§ To do
Omit every picture and return the rest of the data unaltered.

+ + + + +

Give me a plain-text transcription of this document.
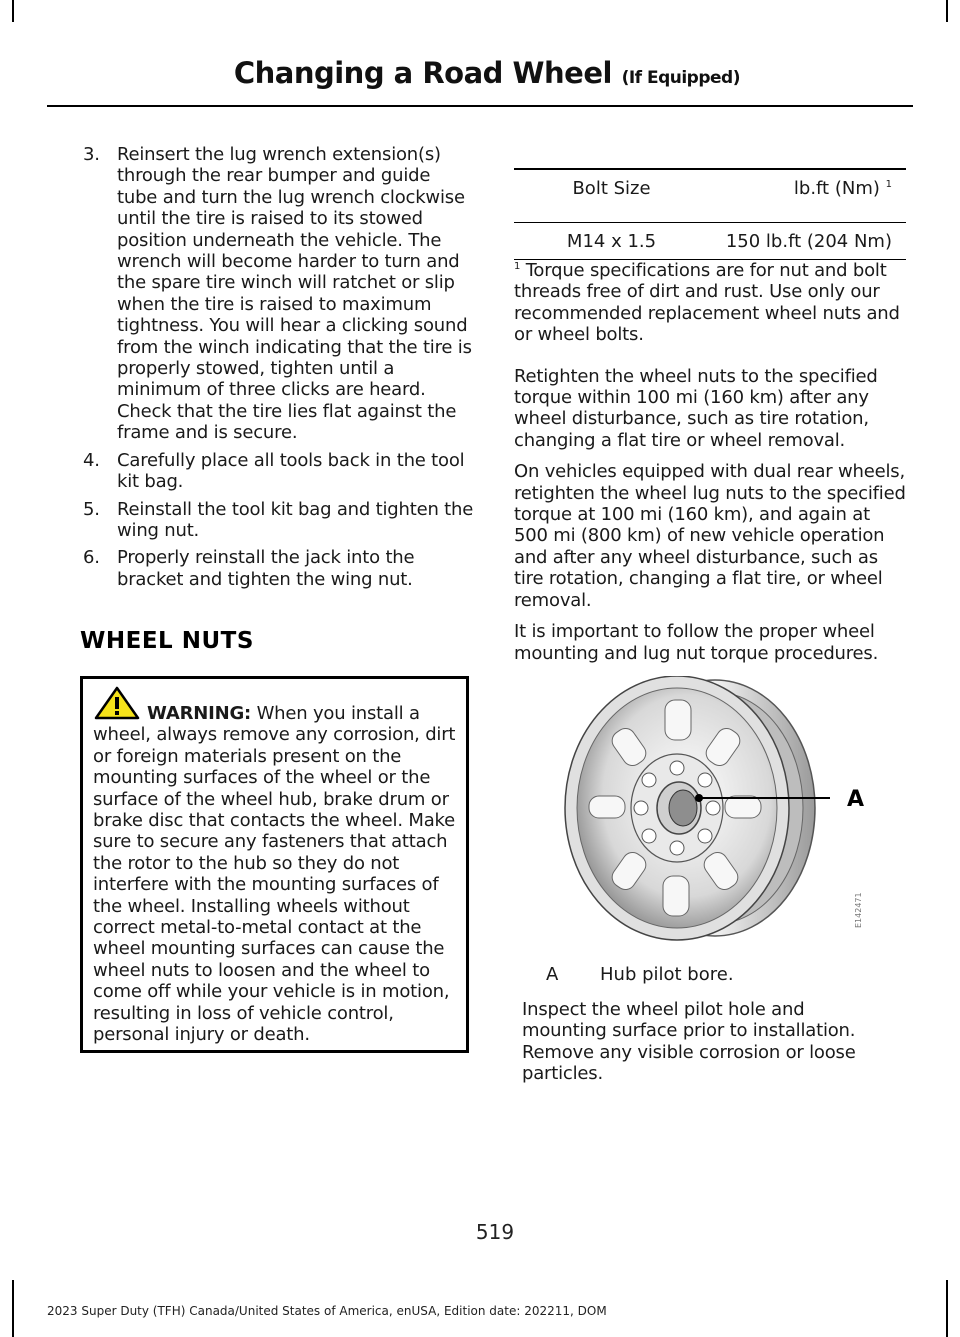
Changing a Road Wheel (If Equipped)
3. Reinsert the lug wrench extension(s) through the rear bumper and guide tube and turn the lug wrench clockwise until the tire is raised to its stowed position underneath the vehicle. The wrench will become harder to turn and the spare tire winch will ratchet or slip when the tire is raised to maximum tightness. You will hear a clicking sound from the winch indicating that the tire is properly stowed, tighten until a minimum of three clicks are heard. Check that the tire lies flat against the frame and is secure.
4. Carefully place all tools back in the tool kit bag.
5. Reinstall the tool kit bag and tighten the wing nut.
6. Properly reinstall the jack into the bracket and tighten the wing nut.
WHEEL NUTS
WARNING: When you install a wheel, always remove any corrosion, dirt or foreign materials present on the mounting surfaces of the wheel or the surface of the wheel hub, brake drum or brake disc that contacts the wheel. Make sure to secure any fasteners that attach the rotor to the hub so they do not interfere with the mounting surfaces of the wheel. Installing wheels without correct metal-to-metal contact at the wheel mounting surfaces can cause the wheel nuts to loosen and the wheel to come off while your vehicle is in motion, resulting in loss of vehicle control, personal injury or death.
Bolt Size	lb.ft (Nm) $^1$
M14 x 1.5	150 lb.ft (204 Nm)

$^1$ Torque specifications are for nut and bolt threads free of dirt and rust. Use only our recommended replacement wheel nuts and or wheel bolts.

Retighten the wheel nuts to the specified torque within 100 mi (160 km) after any wheel disturbance, such as tire rotation, changing a flat tire or wheel removal.

On vehicles equipped with dual rear wheels, retighten the wheel lug nuts to the specified torque at 100 mi (160 km), and again at 500 mi (800 km) of new vehicle operation and after any wheel disturbance, such as tire rotation, changing a flat tire, or wheel removal.

It is important to follow the proper wheel mounting and lug nut torque procedures.

A
E142471
A Hub pilot bore.
Inspect the wheel pilot hole and mounting surface prior to installation. Remove any visible corrosion or loose particles.
519
2023 Super Duty (TFH) Canada/United States of America, enUSA, Edition date: 202211, DOM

+ + + + +

§ Worked solution
Give me a plain-text transcription of this document.
Changing a Road Wheel (If Equipped)
3. Reinsert the lug wrench extension(s) through the rear bumper and guide tube and turn the lug wrench clockwise until the tire is raised to its stowed position underneath the vehicle. The wrench will become harder to turn and the spare tire winch will ratchet or slip when the tire is raised to maximum tightness. You will hear a clicking sound from the winch indicating that the tire is properly stowed, tighten until a minimum of three clicks are heard. Check that the tire lies flat against the frame and is secure.
4. Carefully place all tools back in the tool kit bag.
5. Reinstall the tool kit bag and tighten the wing nut.
6. Properly reinstall the jack into the bracket and tighten the wing nut.
WHEEL NUTS
WARNING: When you install a wheel, always remove any corrosion, dirt or foreign materials present on the mounting surfaces of the wheel or the surface of the wheel hub, brake drum or brake disc that contacts the wheel. Make sure to secure any fasteners that attach the rotor to the hub so they do not interfere with the mounting surfaces of the wheel. Installing wheels without correct metal-to-metal contact at the wheel mounting surfaces can cause the wheel nuts to loosen and the wheel to come off while your vehicle is in motion, resulting in loss of vehicle control, personal injury or death.
Bolt Size	lb.ft (Nm) $^1$
M14 x 1.5	150 lb.ft (204 Nm)

$^1$ Torque specifications are for nut and bolt threads free of dirt and rust. Use only our recommended replacement wheel nuts and or wheel bolts.

Retighten the wheel nuts to the specified torque within 100 mi (160 km) after any wheel disturbance, such as tire rotation, changing a flat tire or wheel removal.

On vehicles equipped with dual rear wheels, retighten the wheel lug nuts to the specified torque at 100 mi (160 km), and again at 500 mi (800 km) of new vehicle operation and after any wheel disturbance, such as tire rotation, changing a flat tire, or wheel removal.

It is important to follow the proper wheel mounting and lug nut torque procedures.

A
E142471
A Hub pilot bore.
Inspect the wheel pilot hole and mounting surface prior to installation. Remove any visible corrosion or loose particles.
519
2023 Super Duty (TFH) Canada/United States of America, enUSA, Edition date: 202211, DOM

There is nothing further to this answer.